Copy the data below exactly.

* start *

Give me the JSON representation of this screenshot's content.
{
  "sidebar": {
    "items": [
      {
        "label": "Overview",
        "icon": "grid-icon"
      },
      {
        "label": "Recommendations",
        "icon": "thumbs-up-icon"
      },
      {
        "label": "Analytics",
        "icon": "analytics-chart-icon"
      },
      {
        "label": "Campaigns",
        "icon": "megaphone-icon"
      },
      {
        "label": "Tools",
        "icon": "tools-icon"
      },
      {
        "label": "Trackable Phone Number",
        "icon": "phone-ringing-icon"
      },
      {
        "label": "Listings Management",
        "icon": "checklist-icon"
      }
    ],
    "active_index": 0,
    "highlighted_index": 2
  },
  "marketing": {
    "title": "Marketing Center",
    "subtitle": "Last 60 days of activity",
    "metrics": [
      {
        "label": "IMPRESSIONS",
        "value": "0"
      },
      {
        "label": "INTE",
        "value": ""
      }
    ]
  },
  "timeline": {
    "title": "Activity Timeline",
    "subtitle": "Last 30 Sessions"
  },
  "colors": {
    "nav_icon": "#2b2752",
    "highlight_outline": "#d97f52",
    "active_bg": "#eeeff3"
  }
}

* end *

◆ **EXERCISE RESULT**:
Give me the JSON representation of this screenshot's content.
{
  "sidebar": {
    "items": [
      {
        "label": "Overview",
        "icon": "grid-icon"
      },
      {
        "label": "Recommendations",
        "icon": "thumbs-up-icon"
      },
      {
        "label": "Analytics",
        "icon": "analytics-chart-icon"
      },
      {
        "label": "Campaigns",
        "icon": "megaphone-icon"
      },
      {
        "label": "Tools",
        "icon": "tools-icon"
      },
      {
        "label": "Trackable Phone Number",
        "icon": "phone-ringing-icon"
      },
      {
        "label": "Listings Management",
        "icon": "checklist-icon"
      }
    ],
    "active_index": 0,
    "highlighted_index": 2
  },
  "marketing": {
    "title": "Marketing Center",
    "subtitle": "Last 60 days of activity",
    "metrics": [
      {
        "label": "IMPRESSIONS",
        "value": "0"
      },
      {
        "label": "INTE",
        "value": ""
      }
    ]
  },
  "timeline": {
    "title": "Activity Timeline",
    "subtitle": "Last 30 Sessions"
  },
  "colors": {
    "nav_icon": "#2b2752",
    "highlight_outline": "#d97f52",
    "active_bg": "#eeeff3"
  }
}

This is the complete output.